__Do this__:
Select lines where the word "Read" appears.

[Dataset records]
-----

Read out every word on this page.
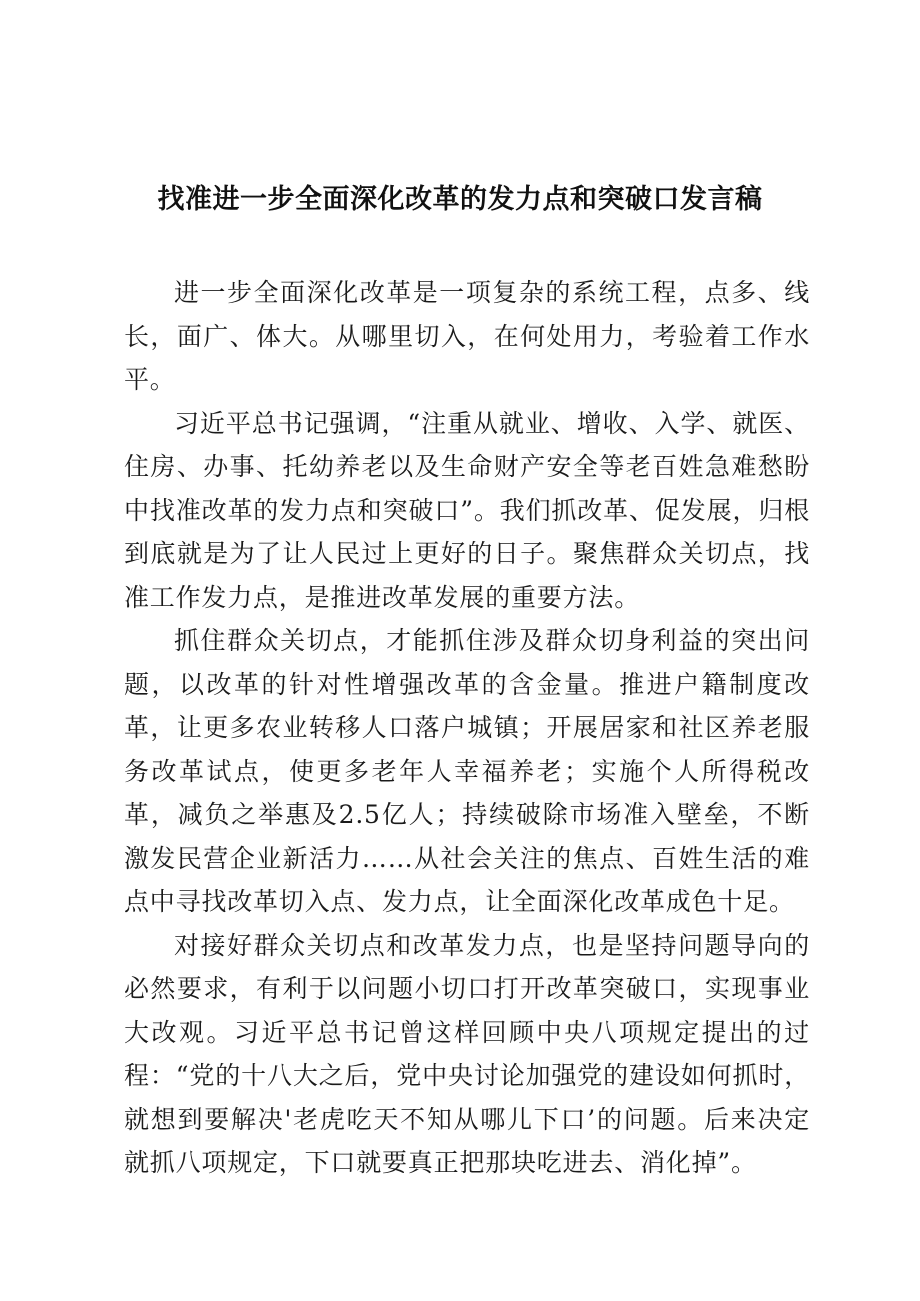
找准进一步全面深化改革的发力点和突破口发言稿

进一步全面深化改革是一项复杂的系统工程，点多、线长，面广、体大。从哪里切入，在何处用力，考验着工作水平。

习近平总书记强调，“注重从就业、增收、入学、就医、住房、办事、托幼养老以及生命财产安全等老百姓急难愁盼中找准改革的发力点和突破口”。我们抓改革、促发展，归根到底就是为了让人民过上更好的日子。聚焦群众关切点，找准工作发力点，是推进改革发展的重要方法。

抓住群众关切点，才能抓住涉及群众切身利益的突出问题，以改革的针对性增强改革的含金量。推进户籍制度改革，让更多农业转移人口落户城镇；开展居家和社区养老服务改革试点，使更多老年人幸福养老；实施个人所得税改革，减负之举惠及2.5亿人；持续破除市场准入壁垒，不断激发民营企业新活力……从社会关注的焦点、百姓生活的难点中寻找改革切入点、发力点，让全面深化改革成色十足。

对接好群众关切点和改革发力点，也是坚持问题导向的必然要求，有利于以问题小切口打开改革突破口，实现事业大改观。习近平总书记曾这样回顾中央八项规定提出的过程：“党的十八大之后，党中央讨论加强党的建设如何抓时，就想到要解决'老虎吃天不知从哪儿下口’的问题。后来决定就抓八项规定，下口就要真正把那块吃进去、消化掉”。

-----

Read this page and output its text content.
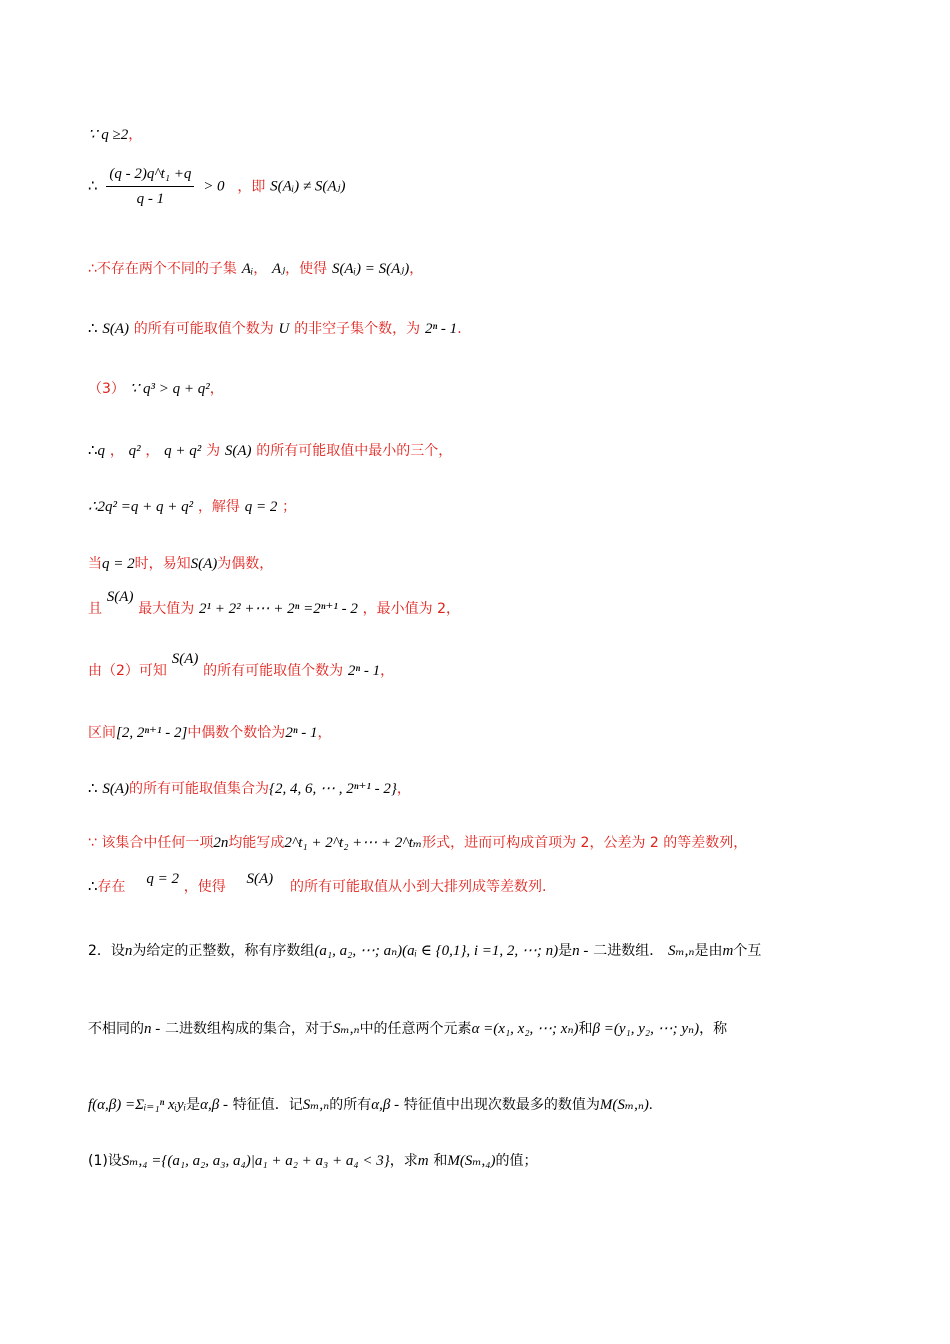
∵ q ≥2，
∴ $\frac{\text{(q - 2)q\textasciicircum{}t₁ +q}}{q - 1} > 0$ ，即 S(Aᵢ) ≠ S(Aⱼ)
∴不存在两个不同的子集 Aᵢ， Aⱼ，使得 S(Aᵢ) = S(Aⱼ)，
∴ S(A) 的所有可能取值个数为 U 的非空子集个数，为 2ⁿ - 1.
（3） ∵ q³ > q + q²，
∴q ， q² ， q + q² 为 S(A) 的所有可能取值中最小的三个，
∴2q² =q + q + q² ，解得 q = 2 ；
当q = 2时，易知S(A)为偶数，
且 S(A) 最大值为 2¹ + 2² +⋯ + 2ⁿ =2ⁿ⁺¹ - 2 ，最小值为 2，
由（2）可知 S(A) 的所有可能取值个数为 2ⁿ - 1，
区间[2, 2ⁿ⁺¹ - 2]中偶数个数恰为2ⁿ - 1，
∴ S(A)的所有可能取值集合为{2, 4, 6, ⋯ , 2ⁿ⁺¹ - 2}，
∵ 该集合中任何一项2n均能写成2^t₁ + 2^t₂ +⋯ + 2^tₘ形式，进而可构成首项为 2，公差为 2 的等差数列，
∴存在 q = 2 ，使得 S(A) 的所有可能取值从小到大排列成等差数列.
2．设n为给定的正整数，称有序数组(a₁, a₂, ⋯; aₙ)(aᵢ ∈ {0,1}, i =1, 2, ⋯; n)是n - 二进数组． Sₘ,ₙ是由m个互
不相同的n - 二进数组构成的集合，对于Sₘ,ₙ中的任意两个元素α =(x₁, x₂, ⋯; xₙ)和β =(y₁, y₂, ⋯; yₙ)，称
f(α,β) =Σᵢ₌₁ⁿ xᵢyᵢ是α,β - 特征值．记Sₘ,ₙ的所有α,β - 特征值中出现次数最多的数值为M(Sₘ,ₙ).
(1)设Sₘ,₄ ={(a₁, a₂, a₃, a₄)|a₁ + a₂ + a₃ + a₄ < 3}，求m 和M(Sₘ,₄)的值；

-----

__Written solution__:
Read out every word on this page.
Read this page and output its text content.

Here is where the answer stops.